Restate the listing that follows word for word, without its pictures.

------------------------------------------------------------------------

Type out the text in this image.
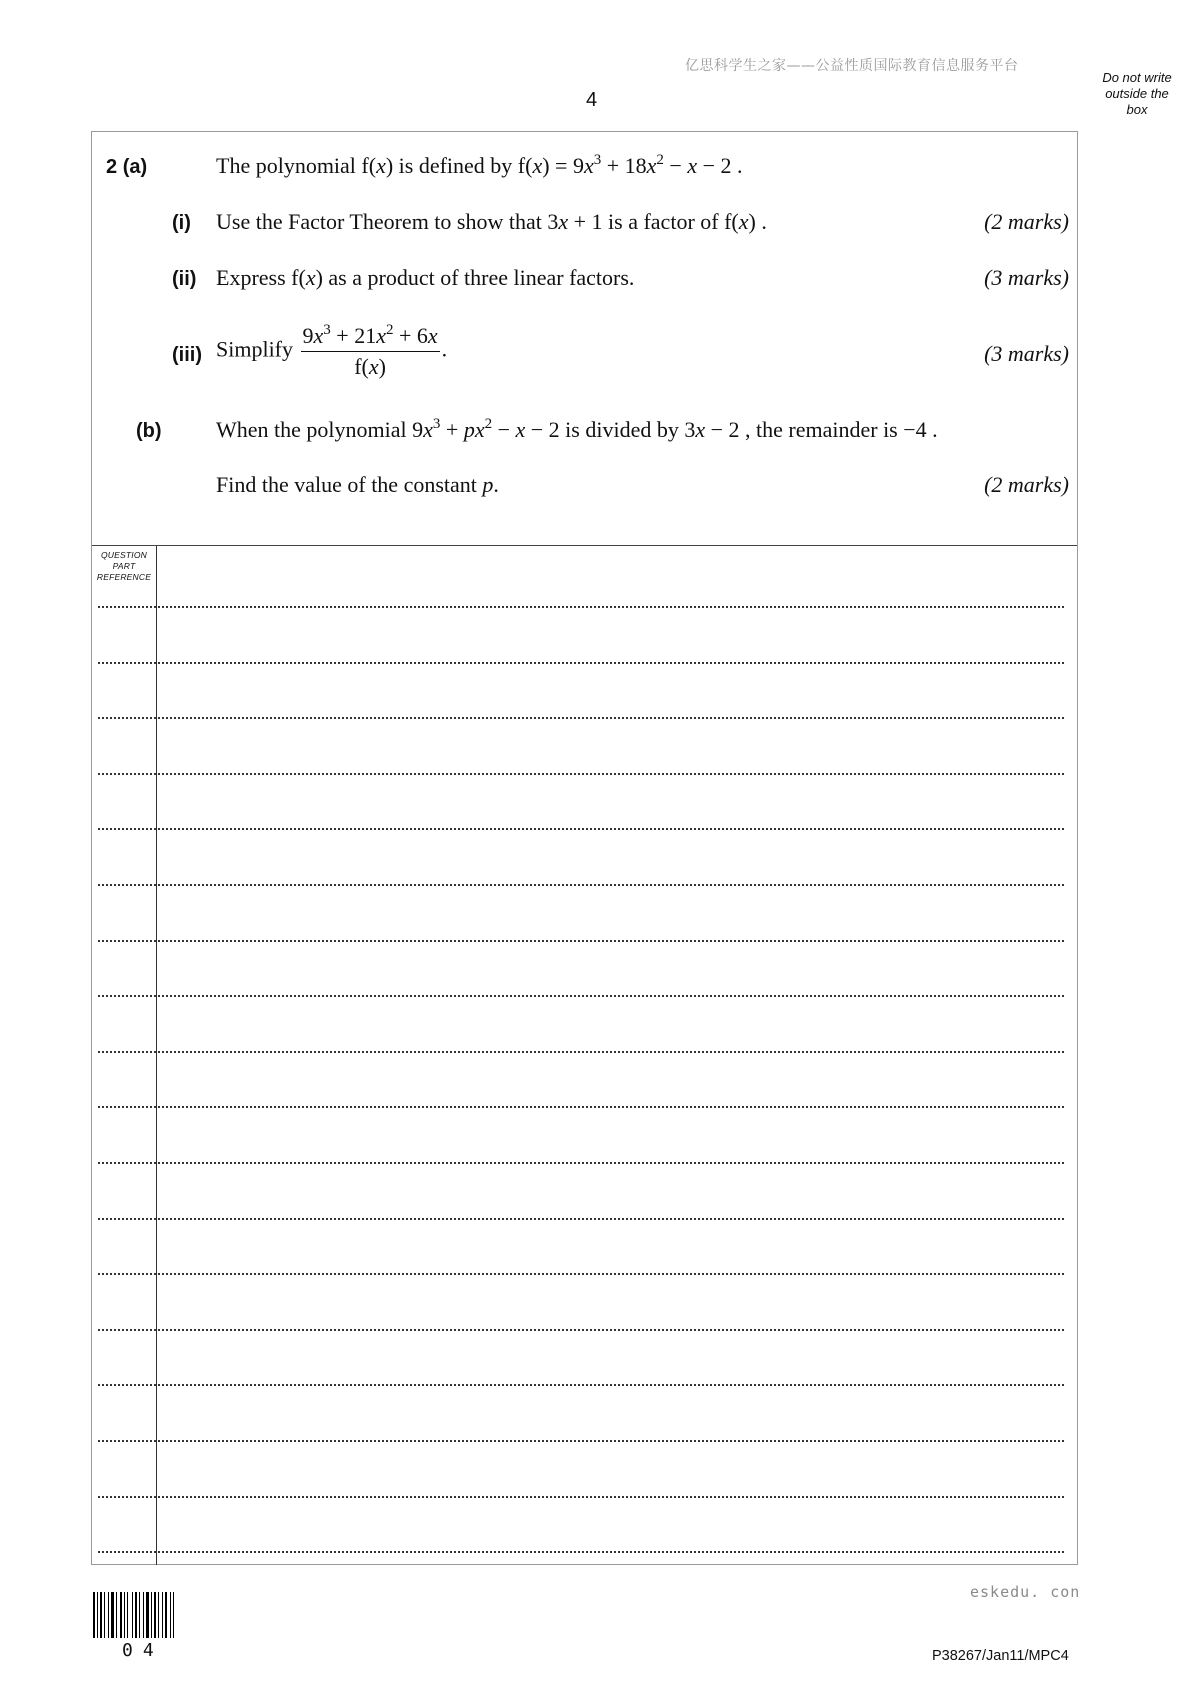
亿思科学生之家——公益性质国际教育信息服务平台
4
Do not write
outside the
box
2 (a)	The polynomial f(x) is defined by $f(x) = 9x^3 + 18x^2 - x - 2$ .
(i) Use the Factor Theorem to show that 3x + 1 is a factor of f(x) .	(2 marks)
(ii) Express f(x) as a product of three linear factors.	(3 marks)
(iii) Simplify $\frac{9x^3 + 21x^2 + 6x}{f(x)}$ .	(3 marks)
(b) When the polynomial $9x^3 + px^2 - x - 2$ is divided by 3x − 2 , the remainder is −4 .
Find the value of the constant p.	(2 marks)
QUESTION
PART
REFERENCE
eskedu. con
04	P38267/Jan11/MPC4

------------------------------------------------------------------------

EXERCISE ANSWER
Type out the text in this image.
亿思科学生之家——公益性质国际教育信息服务平台
4
Do not write
outside the
box
2 (a)	The polynomial f(x) is defined by $f(x) = 9x^3 + 18x^2 - x - 2$ .
(i) Use the Factor Theorem to show that 3x + 1 is a factor of f(x) .	(2 marks)
(ii) Express f(x) as a product of three linear factors.	(3 marks)
(iii) Simplify $\frac{9x^3 + 21x^2 + 6x}{f(x)}$ .	(3 marks)
(b) When the polynomial $9x^3 + px^2 - x - 2$ is divided by 3x − 2 , the remainder is −4 .
Find the value of the constant p.	(2 marks)
QUESTION
PART
REFERENCE
eskedu. con
04	P38267/Jan11/MPC4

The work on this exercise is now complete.